_Problem requirements:_
The records below should be written out again, exactly.

_Material provided:_
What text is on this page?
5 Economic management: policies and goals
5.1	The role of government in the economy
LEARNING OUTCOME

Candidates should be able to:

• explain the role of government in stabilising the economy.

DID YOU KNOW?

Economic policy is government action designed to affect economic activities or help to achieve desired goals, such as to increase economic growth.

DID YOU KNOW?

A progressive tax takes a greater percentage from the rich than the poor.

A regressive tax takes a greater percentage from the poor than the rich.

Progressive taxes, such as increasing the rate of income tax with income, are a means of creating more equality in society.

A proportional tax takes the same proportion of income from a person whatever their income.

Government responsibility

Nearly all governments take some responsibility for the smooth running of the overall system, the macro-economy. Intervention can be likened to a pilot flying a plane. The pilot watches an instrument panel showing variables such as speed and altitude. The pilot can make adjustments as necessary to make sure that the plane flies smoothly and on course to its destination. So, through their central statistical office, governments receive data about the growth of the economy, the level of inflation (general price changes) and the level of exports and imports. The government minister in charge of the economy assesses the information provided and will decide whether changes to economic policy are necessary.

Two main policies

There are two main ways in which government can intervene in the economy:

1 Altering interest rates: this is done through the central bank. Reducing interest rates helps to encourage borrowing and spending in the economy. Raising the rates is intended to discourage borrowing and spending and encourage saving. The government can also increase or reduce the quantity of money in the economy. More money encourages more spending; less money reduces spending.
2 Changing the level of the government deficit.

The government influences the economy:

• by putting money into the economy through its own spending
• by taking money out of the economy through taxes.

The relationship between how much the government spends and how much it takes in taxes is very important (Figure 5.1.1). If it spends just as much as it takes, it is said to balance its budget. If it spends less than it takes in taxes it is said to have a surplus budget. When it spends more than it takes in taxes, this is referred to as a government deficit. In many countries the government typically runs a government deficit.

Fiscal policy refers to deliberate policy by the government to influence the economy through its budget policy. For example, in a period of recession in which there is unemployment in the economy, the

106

_Written answer:_
What text is on this page?
5 Economic management: policies and goals
5.1	The role of government in the economy
LEARNING OUTCOME

Candidates should be able to:

• explain the role of government in stabilising the economy.

DID YOU KNOW?

Economic policy is government action designed to affect economic activities or help to achieve desired goals, such as to increase economic growth.

DID YOU KNOW?

A progressive tax takes a greater percentage from the rich than the poor.

A regressive tax takes a greater percentage from the poor than the rich.

Progressive taxes, such as increasing the rate of income tax with income, are a means of creating more equality in society.

A proportional tax takes the same proportion of income from a person whatever their income.

Government responsibility

Nearly all governments take some responsibility for the smooth running of the overall system, the macro-economy. Intervention can be likened to a pilot flying a plane. The pilot watches an instrument panel showing variables such as speed and altitude. The pilot can make adjustments as necessary to make sure that the plane flies smoothly and on course to its destination. So, through their central statistical office, governments receive data about the growth of the economy, the level of inflation (general price changes) and the level of exports and imports. The government minister in charge of the economy assesses the information provided and will decide whether changes to economic policy are necessary.

Two main policies

There are two main ways in which government can intervene in the economy:

1 Altering interest rates: this is done through the central bank. Reducing interest rates helps to encourage borrowing and spending in the economy. Raising the rates is intended to discourage borrowing and spending and encourage saving. The government can also increase or reduce the quantity of money in the economy. More money encourages more spending; less money reduces spending.
2 Changing the level of the government deficit.

The government influences the economy:

• by putting money into the economy through its own spending
• by taking money out of the economy through taxes.

The relationship between how much the government spends and how much it takes in taxes is very important (Figure 5.1.1). If it spends just as much as it takes, it is said to balance its budget. If it spends less than it takes in taxes it is said to have a surplus budget. When it spends more than it takes in taxes, this is referred to as a government deficit. In many countries the government typically runs a government deficit.

Fiscal policy refers to deliberate policy by the government to influence the economy through its budget policy. For example, in a period of recession in which there is unemployment in the economy, the

106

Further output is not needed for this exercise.